◆ **What you have to do**
Collect each line containing "song".

________________________________________

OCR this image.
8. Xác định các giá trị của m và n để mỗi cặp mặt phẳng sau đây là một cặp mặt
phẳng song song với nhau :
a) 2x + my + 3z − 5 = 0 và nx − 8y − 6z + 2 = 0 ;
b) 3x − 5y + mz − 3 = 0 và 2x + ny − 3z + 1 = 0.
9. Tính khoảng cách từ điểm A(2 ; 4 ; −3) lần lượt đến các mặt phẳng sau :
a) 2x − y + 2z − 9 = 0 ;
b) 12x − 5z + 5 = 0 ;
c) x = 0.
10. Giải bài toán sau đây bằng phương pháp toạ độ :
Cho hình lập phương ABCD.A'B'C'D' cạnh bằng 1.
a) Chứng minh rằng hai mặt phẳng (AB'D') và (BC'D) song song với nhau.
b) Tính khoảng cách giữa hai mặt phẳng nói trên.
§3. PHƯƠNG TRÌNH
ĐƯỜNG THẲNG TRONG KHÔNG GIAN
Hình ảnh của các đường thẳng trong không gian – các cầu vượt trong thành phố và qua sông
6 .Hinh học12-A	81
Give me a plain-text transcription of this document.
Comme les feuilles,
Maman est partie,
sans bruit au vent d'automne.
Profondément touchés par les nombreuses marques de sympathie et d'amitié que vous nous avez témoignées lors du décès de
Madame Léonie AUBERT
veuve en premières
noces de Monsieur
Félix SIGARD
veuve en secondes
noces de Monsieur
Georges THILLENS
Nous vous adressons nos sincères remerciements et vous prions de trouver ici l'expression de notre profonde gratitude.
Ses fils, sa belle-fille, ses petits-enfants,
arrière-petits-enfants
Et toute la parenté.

________________________________________

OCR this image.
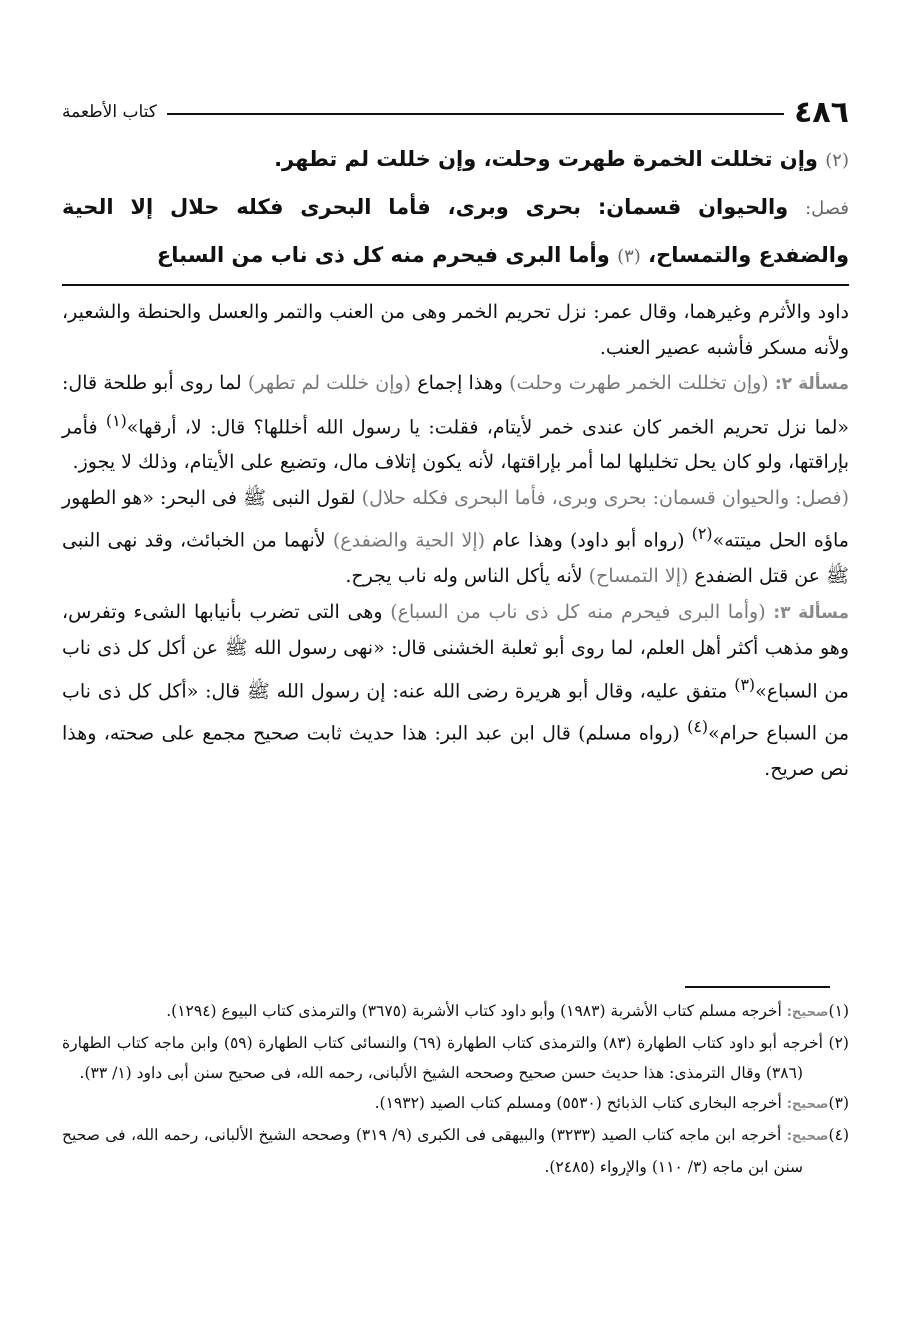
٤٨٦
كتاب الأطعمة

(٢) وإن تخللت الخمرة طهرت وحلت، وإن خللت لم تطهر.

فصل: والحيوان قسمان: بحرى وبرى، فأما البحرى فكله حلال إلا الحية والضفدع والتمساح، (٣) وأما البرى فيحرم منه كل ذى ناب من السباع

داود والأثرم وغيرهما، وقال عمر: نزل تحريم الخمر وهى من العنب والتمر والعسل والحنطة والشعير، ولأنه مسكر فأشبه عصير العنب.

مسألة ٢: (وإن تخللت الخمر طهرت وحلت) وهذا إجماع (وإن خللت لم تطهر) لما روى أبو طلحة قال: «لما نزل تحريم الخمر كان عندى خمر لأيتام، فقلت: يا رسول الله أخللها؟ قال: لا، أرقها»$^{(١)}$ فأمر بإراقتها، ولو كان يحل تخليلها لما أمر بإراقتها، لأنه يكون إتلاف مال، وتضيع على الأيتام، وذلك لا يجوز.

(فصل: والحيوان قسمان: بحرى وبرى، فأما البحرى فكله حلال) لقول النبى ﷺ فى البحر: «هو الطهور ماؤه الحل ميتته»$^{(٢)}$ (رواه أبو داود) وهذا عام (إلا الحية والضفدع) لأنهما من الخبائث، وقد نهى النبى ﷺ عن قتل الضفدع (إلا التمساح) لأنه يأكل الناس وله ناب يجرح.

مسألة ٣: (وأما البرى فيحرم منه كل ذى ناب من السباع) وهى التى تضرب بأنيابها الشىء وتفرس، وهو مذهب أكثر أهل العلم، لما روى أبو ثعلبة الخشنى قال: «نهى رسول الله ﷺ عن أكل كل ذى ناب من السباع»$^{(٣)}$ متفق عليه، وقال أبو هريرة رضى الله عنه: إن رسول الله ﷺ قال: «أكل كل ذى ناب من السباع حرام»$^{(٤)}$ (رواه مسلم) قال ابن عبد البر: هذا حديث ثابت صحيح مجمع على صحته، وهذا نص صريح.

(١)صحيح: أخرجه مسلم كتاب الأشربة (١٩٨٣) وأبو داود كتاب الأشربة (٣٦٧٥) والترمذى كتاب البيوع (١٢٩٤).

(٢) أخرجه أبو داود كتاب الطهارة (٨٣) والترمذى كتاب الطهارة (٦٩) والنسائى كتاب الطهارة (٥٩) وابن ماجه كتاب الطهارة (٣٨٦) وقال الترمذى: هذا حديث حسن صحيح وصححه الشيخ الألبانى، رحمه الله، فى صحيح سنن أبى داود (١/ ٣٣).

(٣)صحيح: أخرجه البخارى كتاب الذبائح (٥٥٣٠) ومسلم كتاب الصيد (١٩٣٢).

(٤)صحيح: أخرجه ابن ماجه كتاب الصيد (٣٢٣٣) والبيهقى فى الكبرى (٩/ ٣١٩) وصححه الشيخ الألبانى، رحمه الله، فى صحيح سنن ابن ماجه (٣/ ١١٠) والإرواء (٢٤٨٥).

________________________________________

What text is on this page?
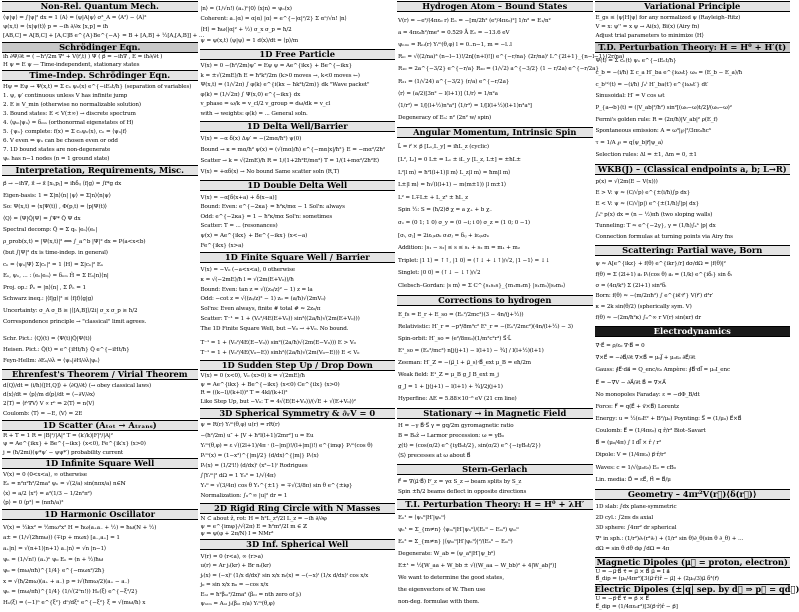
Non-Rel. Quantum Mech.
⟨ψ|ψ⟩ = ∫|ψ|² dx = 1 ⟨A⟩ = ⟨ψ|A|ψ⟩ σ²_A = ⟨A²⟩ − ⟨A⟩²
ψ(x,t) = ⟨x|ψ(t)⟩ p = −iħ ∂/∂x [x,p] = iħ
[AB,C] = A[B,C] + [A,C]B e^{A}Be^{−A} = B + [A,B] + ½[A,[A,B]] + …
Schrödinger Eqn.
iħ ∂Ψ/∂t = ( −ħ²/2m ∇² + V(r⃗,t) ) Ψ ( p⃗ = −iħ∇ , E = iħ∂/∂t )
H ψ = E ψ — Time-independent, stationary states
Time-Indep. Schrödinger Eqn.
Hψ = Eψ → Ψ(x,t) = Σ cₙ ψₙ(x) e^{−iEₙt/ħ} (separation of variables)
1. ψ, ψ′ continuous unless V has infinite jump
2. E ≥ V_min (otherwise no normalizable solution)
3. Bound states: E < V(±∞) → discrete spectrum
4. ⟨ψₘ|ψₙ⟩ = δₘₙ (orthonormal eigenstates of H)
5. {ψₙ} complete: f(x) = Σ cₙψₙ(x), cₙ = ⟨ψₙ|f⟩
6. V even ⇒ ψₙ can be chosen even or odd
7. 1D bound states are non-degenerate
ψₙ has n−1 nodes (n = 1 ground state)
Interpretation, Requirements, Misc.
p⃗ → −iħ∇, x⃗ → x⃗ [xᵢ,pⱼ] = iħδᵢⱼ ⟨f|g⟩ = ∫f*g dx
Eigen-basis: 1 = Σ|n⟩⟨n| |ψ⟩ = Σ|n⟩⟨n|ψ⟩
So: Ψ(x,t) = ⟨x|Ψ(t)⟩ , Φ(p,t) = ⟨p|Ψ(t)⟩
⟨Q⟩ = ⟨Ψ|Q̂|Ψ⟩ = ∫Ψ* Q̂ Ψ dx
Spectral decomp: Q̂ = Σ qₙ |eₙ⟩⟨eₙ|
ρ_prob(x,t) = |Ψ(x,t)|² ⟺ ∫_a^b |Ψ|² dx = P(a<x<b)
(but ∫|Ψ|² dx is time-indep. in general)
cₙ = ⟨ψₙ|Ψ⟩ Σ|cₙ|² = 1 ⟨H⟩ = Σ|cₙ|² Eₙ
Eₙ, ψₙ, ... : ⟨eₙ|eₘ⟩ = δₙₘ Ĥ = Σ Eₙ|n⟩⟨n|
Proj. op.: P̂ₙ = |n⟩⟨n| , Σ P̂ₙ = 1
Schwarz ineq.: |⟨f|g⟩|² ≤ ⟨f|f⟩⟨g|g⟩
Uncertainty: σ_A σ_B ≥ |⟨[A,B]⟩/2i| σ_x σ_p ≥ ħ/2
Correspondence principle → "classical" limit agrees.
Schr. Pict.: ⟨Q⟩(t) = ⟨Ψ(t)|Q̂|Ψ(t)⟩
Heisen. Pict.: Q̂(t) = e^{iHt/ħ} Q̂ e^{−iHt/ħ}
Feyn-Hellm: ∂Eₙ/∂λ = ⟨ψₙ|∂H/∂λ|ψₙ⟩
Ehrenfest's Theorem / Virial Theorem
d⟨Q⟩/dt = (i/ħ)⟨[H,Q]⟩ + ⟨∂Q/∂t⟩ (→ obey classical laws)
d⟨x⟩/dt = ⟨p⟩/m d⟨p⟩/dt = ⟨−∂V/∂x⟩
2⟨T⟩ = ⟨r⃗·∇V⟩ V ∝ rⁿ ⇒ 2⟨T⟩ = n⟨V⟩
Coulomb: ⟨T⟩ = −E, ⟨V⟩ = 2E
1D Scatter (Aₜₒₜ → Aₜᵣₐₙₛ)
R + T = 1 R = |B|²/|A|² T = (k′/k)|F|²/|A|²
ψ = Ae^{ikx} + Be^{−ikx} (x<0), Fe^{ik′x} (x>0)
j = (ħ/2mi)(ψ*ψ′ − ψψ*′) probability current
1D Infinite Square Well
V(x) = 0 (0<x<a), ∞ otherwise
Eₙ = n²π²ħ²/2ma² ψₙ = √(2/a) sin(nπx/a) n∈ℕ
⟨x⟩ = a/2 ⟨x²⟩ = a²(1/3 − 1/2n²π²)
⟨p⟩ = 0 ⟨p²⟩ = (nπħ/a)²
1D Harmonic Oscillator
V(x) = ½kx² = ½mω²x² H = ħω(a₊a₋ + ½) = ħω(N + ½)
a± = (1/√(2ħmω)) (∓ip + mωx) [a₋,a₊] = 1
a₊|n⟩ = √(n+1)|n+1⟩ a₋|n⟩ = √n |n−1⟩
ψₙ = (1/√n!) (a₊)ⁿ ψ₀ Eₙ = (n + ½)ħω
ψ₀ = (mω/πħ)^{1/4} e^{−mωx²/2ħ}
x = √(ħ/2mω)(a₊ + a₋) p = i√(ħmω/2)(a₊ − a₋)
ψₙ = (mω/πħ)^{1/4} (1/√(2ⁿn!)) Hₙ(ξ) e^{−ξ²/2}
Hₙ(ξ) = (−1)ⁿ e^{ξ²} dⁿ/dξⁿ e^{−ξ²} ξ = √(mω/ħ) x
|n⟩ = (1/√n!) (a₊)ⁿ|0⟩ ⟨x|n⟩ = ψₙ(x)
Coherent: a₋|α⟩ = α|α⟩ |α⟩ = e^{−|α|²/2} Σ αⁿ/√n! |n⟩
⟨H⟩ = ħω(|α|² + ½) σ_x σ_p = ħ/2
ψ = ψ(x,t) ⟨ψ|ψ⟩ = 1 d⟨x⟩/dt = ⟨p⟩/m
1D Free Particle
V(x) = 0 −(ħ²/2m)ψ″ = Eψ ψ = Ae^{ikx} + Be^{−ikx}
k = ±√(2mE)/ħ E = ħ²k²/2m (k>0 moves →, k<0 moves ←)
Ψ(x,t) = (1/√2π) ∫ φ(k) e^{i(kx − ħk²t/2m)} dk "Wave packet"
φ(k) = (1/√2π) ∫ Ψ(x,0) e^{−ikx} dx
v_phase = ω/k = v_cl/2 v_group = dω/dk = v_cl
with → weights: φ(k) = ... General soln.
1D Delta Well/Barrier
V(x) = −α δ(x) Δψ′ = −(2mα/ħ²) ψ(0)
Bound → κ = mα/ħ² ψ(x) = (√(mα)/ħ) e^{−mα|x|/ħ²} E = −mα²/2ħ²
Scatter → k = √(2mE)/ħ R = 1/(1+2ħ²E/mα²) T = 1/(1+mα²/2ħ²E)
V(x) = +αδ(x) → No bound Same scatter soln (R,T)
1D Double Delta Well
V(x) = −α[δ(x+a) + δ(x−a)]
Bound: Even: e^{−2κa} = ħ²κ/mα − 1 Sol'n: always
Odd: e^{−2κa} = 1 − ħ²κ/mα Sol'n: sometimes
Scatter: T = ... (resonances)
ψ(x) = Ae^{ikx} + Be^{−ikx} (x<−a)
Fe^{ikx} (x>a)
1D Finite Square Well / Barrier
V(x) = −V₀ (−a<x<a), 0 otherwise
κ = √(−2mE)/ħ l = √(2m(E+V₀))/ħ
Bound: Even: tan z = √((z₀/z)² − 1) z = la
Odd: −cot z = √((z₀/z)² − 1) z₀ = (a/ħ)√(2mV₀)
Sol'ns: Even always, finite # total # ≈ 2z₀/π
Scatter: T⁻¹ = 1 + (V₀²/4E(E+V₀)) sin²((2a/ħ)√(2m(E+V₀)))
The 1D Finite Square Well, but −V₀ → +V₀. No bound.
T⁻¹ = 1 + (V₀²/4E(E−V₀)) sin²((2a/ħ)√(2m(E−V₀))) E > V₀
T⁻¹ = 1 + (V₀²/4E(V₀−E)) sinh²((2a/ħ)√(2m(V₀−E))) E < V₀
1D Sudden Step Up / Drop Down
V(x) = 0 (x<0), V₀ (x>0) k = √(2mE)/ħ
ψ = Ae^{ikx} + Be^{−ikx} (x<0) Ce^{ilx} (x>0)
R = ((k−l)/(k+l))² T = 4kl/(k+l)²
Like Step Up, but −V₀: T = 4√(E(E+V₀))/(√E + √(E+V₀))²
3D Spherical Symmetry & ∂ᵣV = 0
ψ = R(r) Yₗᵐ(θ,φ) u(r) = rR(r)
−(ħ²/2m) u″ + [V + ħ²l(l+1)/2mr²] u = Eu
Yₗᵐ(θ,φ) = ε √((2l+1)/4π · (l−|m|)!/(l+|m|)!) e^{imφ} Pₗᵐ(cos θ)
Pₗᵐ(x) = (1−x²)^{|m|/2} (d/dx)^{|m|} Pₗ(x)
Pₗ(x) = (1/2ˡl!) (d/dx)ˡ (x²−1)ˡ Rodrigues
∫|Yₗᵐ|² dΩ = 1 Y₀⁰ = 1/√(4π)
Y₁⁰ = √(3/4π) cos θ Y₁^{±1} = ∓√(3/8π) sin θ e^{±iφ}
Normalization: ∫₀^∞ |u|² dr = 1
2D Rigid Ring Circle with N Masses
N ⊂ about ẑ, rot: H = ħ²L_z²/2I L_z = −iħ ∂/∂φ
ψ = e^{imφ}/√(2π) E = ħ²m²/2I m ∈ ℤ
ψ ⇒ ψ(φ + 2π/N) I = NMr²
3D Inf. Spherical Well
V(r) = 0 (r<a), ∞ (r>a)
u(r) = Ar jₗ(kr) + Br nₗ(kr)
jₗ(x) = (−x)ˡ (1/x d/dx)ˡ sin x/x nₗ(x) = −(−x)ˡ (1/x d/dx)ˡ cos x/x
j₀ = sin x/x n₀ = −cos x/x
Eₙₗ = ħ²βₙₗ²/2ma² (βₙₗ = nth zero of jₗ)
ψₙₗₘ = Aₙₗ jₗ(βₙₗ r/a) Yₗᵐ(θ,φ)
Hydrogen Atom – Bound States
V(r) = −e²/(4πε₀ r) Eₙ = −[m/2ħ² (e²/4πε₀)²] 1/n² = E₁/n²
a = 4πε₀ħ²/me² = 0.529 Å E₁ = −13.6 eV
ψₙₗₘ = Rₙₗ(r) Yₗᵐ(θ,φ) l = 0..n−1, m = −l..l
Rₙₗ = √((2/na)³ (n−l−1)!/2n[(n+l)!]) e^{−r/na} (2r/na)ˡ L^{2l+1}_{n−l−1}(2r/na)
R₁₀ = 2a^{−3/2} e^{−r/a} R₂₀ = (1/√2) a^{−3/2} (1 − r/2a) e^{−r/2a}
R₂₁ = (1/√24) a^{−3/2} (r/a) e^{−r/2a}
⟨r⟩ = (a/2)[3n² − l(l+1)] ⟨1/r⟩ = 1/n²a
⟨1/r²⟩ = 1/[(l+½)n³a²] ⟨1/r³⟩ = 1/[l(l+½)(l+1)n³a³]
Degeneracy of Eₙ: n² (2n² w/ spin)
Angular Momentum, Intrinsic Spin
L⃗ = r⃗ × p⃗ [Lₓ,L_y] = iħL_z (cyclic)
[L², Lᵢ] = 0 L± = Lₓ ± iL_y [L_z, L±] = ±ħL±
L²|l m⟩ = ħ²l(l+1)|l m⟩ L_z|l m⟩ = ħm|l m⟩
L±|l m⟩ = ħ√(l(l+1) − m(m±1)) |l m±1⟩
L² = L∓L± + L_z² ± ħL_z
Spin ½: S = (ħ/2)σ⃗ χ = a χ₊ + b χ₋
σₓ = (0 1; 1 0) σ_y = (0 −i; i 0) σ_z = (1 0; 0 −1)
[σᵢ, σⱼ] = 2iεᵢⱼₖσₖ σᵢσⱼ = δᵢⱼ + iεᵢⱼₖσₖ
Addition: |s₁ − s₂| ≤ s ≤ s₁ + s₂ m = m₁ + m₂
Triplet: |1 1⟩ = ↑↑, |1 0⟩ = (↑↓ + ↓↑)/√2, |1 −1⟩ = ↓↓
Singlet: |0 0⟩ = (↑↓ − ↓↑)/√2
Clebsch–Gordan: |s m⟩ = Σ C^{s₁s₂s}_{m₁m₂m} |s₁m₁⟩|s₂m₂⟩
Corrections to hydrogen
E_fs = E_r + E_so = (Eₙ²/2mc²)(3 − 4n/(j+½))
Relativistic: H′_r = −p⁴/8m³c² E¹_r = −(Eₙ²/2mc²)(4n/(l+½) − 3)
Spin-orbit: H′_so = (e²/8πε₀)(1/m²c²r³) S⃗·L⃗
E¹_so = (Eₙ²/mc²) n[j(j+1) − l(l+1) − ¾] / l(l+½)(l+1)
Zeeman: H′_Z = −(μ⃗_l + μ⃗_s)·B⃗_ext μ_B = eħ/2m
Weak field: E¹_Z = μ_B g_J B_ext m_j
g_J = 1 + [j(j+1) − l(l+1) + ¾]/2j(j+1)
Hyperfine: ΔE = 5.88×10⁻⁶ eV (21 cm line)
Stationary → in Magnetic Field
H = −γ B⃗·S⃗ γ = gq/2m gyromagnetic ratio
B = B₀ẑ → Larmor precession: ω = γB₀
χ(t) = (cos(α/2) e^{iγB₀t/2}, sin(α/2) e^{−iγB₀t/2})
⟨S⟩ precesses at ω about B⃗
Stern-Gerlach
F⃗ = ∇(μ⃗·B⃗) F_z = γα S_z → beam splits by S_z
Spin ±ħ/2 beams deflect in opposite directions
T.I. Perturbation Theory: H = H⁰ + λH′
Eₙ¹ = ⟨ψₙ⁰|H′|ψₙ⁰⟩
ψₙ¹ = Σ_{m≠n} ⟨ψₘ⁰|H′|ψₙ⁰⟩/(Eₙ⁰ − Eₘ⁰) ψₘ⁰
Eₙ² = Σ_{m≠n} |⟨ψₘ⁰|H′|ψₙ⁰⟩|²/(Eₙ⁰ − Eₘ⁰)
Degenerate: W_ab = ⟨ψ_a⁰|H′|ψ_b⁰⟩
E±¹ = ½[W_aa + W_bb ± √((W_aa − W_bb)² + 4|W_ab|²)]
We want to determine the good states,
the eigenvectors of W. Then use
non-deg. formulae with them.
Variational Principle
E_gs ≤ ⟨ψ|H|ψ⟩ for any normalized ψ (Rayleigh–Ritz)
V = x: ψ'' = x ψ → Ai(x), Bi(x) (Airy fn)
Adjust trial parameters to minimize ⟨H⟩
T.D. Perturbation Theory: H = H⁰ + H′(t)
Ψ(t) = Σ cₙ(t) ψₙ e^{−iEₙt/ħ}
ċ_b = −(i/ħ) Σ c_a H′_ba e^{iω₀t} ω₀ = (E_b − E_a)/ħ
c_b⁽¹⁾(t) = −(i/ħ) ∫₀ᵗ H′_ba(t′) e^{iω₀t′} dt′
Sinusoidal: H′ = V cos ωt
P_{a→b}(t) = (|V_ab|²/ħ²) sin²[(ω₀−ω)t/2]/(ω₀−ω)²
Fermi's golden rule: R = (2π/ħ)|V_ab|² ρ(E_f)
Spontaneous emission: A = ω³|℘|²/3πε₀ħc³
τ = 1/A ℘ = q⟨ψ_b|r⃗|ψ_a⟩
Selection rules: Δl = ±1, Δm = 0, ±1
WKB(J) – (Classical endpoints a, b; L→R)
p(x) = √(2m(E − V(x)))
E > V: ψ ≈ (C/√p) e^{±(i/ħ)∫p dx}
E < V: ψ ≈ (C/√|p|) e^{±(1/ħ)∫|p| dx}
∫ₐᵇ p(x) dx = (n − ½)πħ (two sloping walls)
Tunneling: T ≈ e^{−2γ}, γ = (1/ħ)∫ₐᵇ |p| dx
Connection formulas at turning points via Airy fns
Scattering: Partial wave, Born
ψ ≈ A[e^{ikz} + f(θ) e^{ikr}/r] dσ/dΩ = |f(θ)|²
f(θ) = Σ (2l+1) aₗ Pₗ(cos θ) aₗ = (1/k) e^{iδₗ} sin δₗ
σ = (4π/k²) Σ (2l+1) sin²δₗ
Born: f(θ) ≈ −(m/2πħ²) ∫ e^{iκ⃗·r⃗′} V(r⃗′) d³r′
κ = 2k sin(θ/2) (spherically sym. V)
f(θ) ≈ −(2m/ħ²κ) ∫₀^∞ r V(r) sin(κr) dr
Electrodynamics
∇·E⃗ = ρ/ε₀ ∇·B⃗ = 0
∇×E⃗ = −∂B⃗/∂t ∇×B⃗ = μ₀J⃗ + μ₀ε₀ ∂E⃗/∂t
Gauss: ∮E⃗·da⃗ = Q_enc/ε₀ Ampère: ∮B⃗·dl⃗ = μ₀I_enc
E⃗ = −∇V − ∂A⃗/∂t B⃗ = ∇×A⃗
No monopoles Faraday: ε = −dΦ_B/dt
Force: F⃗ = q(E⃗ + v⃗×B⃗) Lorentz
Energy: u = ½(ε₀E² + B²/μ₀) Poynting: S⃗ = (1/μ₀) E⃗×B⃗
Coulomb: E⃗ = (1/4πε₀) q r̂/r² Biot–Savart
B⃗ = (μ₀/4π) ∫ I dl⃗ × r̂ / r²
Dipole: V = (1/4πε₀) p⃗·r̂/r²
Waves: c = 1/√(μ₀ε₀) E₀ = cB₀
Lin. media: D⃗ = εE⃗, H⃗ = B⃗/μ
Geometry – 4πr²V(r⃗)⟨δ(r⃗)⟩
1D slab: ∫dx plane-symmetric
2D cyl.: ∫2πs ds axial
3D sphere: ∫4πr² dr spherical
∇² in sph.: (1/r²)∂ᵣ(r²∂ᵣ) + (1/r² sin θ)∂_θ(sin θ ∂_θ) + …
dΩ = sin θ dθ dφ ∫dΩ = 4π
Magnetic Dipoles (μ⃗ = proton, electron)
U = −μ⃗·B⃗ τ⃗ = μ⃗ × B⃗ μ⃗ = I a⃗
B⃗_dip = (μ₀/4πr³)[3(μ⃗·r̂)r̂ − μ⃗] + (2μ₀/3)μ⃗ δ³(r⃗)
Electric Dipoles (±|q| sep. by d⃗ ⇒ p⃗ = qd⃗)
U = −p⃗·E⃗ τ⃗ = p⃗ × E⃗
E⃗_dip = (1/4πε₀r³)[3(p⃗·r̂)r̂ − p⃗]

________________________________________

◆ **Worked solution**
phẳng song song với nhau :
a) Chứng minh rằng hai mặt phẳng (AB'D') và (BC'D) song song với nhau.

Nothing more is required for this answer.